# PROVIDED RECORDS start

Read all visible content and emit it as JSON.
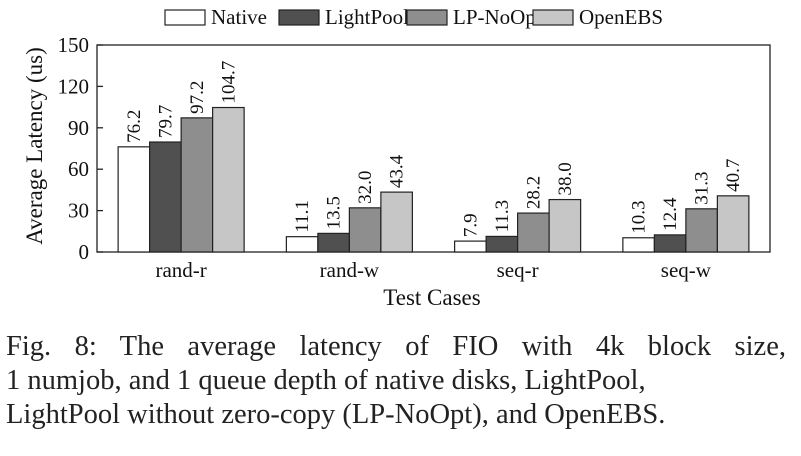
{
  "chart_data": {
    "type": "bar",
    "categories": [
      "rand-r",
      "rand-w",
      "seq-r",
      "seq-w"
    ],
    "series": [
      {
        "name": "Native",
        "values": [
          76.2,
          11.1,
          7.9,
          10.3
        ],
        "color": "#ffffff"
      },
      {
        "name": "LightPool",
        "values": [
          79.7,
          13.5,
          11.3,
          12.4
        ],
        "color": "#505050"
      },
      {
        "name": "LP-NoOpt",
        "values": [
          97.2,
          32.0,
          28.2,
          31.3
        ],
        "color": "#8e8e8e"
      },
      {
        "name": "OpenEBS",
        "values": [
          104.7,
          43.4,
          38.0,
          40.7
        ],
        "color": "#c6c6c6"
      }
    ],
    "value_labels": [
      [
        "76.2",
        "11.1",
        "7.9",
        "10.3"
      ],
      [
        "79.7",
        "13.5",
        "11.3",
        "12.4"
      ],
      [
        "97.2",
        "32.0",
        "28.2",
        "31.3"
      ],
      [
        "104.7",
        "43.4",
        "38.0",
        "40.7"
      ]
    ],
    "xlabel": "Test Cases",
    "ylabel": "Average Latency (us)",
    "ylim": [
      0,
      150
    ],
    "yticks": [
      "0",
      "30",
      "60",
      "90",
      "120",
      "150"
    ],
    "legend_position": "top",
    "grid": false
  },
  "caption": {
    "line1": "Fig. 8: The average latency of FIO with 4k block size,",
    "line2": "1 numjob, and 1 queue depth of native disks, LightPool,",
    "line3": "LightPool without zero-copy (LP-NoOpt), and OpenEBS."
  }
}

# PROVIDED RECORDS end

Without including any picture, repeat the data exactly.

THE RESPONSE:
Read all visible content and emit it as JSON.
{
  "chart_data": {
    "type": "bar",
    "categories": [
      "rand-r",
      "rand-w",
      "seq-r",
      "seq-w"
    ],
    "series": [
      {
        "name": "Native",
        "values": [
          76.2,
          11.1,
          7.9,
          10.3
        ],
        "color": "#ffffff"
      },
      {
        "name": "LightPool",
        "values": [
          79.7,
          13.5,
          11.3,
          12.4
        ],
        "color": "#505050"
      },
      {
        "name": "LP-NoOpt",
        "values": [
          97.2,
          32.0,
          28.2,
          31.3
        ],
        "color": "#8e8e8e"
      },
      {
        "name": "OpenEBS",
        "values": [
          104.7,
          43.4,
          38.0,
          40.7
        ],
        "color": "#c6c6c6"
      }
    ],
    "value_labels": [
      [
        "76.2",
        "11.1",
        "7.9",
        "10.3"
      ],
      [
        "79.7",
        "13.5",
        "11.3",
        "12.4"
      ],
      [
        "97.2",
        "32.0",
        "28.2",
        "31.3"
      ],
      [
        "104.7",
        "43.4",
        "38.0",
        "40.7"
      ]
    ],
    "xlabel": "Test Cases",
    "ylabel": "Average Latency (us)",
    "ylim": [
      0,
      150
    ],
    "yticks": [
      "0",
      "30",
      "60",
      "90",
      "120",
      "150"
    ],
    "legend_position": "top",
    "grid": false
  },
  "caption": {
    "line1": "Fig. 8: The average latency of FIO with 4k block size,",
    "line2": "1 numjob, and 1 queue depth of native disks, LightPool,",
    "line3": "LightPool without zero-copy (LP-NoOpt), and OpenEBS."
  }
}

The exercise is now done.